> Given text:
▼

LABOR WILL TACKLE BILL SHOCK FOR CANCER PATIENTS
Labor will work to ensure Australians undergoing surgery and cancer treatment aren’t hit with hidden costs that leave them with huge, unexpected bills.
Labor will invest $10 million to continue the work of cancer and consumer groups to establish a national standard for informed financial consent – giving patients clear and consistent information about the costs they will incur.
Labor will work with surgeons, GPs and other medical specialists, and patient and cancer groups to make costs more transparent, and ensure that when patients are diagnosed with cancer they know what out-of-pocket costs they will incur over the course of their cancer treatment.
Many patients who have surgery in the private system face unexpected costs, often in the thousands of dollars. At the same time as undergoing treatment, many Australians will have to adjust their employment, dropping hours or even moving from full-time to part-time. This puts additional strain on family budgets, forcing people to borrow money, access their superannuation, re-mortgage their house or increase their credit card limits just to make ends meet.
In addition to the gap costs a patient might normally expect to incur, many incur additional gap fees charged by their surgeon, out-of-pocket costs for anaesthetists, surgical assistants, pathology, administration costs and other hospital fees. And private health insurance rebates differ between insurers and products, adding to complexity and leading to large out-of-pockets in some cases.
Patients shouldn’t have to face this kind of financial stress at one of the most difficult points in their lives.
Navigating the multiple payments and interaction of private health insurance is daunting enough. When you are sick, the last thing you need is to battle reams of paperwork just to understand what the financial impact of your care will be.
Labor will provide $10 million over two years to establish a ministerial working group to develop the standard, building on the work of Cancer Council Australia and other groups.
Cancer makes you sick, but it shouldn’t make you poor.
This announcement is another part of Labor’s $2.3 billion Medicare Cancer Plan – a plan to make sure it is your Medicare card, not your credit card, that determines your access to health care.
Our Medicare Cancer Plan will deliver cheaper cancer scans, cheaper cancer specialist consultations and cheaper cancer medicines.
The Medicare Cancer Plan will cover an additional 2,000 specialist consultations a day, with no out-of-pocket costs.
For people who need a cancer scan every MRI machine, in every postcode, will be eligible for Medicare.
For CT scans, X-Rays, mammograms, and PET scans, Labor’s plan will cut out-of-pocket costs and provide up to six million free scans.
We will invest $300 million in building and upgrading cancer treatment facilities and $500 million to get people off waiting lists and getting the cancer treatment they need in public hospitals.
We can pay for our Plan because we are making multinationals pay their fair share and closing tax loopholes used by the top end of town.
We’re prioritising health and hospitals, making sure Australians have access to the best medicines and care, because we’d rather have the world’s best health system not the world’s best tax loopholes.
Labor will invest in cancer care, we’ll fight for Medicare and we will always make sure it is your Medicare card, not your credit card, that determines access to health.

▲

> Extracted records:
▼

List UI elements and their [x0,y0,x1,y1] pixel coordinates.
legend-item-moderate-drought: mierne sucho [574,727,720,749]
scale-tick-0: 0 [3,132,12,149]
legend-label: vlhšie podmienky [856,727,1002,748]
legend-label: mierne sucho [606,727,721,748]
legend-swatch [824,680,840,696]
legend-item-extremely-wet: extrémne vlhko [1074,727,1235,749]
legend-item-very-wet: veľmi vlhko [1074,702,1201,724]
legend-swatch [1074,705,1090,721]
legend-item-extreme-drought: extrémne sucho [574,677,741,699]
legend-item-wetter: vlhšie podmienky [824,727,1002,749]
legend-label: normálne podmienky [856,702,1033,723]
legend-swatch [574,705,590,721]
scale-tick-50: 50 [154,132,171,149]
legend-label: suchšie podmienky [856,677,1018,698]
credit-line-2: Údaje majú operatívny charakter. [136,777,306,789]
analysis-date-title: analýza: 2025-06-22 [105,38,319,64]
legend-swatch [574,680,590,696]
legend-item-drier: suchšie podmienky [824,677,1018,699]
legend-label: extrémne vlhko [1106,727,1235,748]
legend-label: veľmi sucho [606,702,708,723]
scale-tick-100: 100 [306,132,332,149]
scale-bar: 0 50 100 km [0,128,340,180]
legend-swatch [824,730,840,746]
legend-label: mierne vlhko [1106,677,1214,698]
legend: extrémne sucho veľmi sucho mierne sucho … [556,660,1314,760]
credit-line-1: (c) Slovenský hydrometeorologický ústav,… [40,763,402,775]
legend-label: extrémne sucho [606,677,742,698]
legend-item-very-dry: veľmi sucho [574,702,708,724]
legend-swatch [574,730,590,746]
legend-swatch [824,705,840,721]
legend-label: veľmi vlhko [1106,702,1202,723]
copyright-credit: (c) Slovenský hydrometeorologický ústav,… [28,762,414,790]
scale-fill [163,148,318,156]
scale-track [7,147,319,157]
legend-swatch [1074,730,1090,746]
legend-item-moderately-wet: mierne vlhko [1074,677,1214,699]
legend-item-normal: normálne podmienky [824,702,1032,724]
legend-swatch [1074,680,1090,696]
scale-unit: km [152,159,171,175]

▲

Repeat the passage from the text on cancer treatment costs word for word, from "Labor will provide" up to and including "no out-of-pocket costs.". The items are separate material and have no connection to the text on cancer treatment costs.

Labor will provide $10 million over two years to establish a ministerial working group to develop the standard, building on the work of Cancer Council Australia and other groups.
Cancer makes you sick, but it shouldn’t make you poor.
This announcement is another part of Labor’s $2.3 billion Medicare Cancer Plan – a plan to make sure it is your Medicare card, not your credit card, that determines your access to health care.
Our Medicare Cancer Plan will deliver cheaper cancer scans, cheaper cancer specialist consultations and cheaper cancer medicines.
The Medicare Cancer Plan will cover an additional 2,000 specialist consultations a day, with no out-of-pocket costs.